STATED EXERCISE:
Give the number of lines holding the string "document" and nothing more.

Stored data entries:
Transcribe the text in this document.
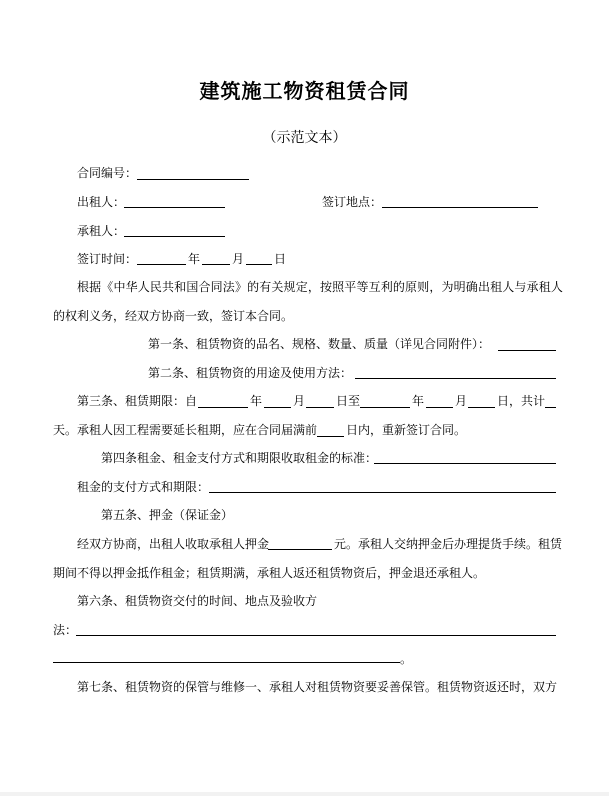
建筑施工物资租赁合同
（示范文本）
合同编号：
出租人：	签订地点：
承租人：
签订时间：	年	月 日
根据《中华人民共和国合同法》的有关规定，按照平等互利的原则，为明确出租人与承租人
的权利义务，经双方协商一致，签订本合同。
第一条、租赁物资的品名、规格、数量、质量（详见合同附件）：
第二条、租赁物资的用途及使用方法：
第三条、租赁期限：自	年	月	日至	年	月 日，共计
天。承租人因工程需要延长租期，应在合同届满前 日内，重新签订合同。
第四条租金、租金支付方式和期限收取租金的标准：
租金的支付方式和期限：
第五条、押金（保证金）
经双方协商，出租人收取承租人押金	元。承租人交纳押金后办理提货手续。租赁
期间不得以押金抵作租金；租赁期满，承租人返还租赁物资后，押金退还承租人。
第六条、租赁物资交付的时间、地点及验收方
法：
。
第七条、租赁物资的保管与维修一、承租人对租赁物资要妥善保管。租赁物资返还时，双方
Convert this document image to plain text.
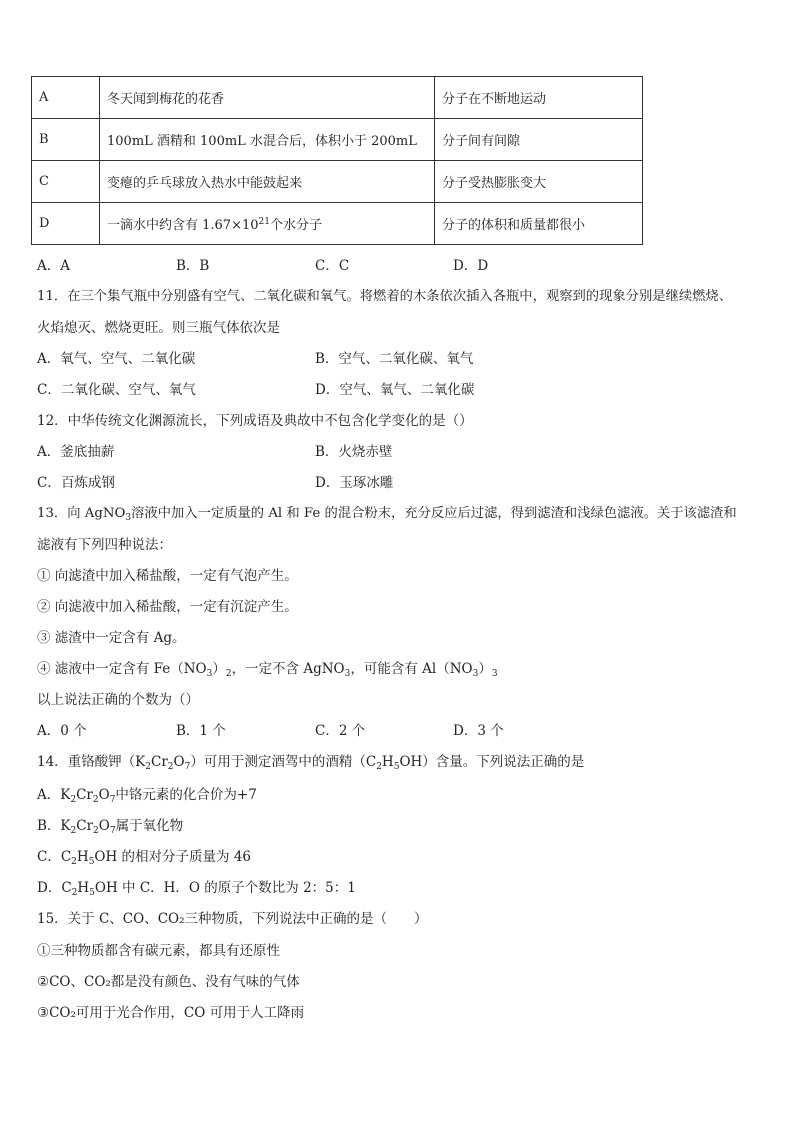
A	冬天闻到梅花的花香	分子在不断地运动
B	100mL 酒精和 100mL 水混合后，体积小于 200mL	分子间有间隙
C	变瘪的乒乓球放入热水中能鼓起来	分子受热膨胀变大
D	一滴水中约含有 $1.67\times 10^{21}$个水分子	分子的体积和质量都很小
A．A	B．B	C．C	D．D
11．在三个集气瓶中分别盛有空气、二氧化碳和氧气。将燃着的木条依次插入各瓶中，观察到的现象分别是继续燃烧、
火焰熄灭、燃烧更旺。则三瓶气体依次是
A．氧气、空气、二氧化碳	B．空气、二氧化碳、氧气
C．二氧化碳、空气、氧气	D．空气、氧气、二氧化碳
12．中华传统文化渊源流长，下列成语及典故中不包含化学变化的是（）
A．釜底抽薪	B．火烧赤壁
C．百炼成钢	D．玉琢冰雕
13．向 AgNO$_3$溶液中加入一定质量的 Al 和 Fe 的混合粉末，充分反应后过滤，得到滤渣和浅绿色滤液。关于该滤渣和
滤液有下列四种说法：
① 向滤渣中加入稀盐酸，一定有气泡产生。
② 向滤液中加入稀盐酸，一定有沉淀产生。
③ 滤渣中一定含有 Ag。
④ 滤液中一定含有 $Fe(NO_3)_2$，一定不含 AgNO$_3$，可能含有 $Al(NO_3)_3$
以上说法正确的个数为（）
A．0 个	B．1 个	C．2 个	D．3 个
14．重铬酸钾$(K_2Cr_2O_7)$可用于测定酒驾中的酒精$(C_2H_5OH)$含量。下列说法正确的是
A．$K_2Cr_2O_7$中铬元素的化合价为+7
B．$K_2Cr_2O_7$属于氧化物
C．$C_2H_5OH$ 的相对分子质量为 46
D．$C_2H_5OH$ 中 C．H．O 的原子个数比为 2：5：1
15．关于 C、CO、CO₂三种物质，下列说法中正确的是（　　）
①三种物质都含有碳元素，都具有还原性
②CO、CO₂都是没有颜色、没有气味的气体
③CO₂可用于光合作用，CO 可用于人工降雨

FINISHED ANSWER:
2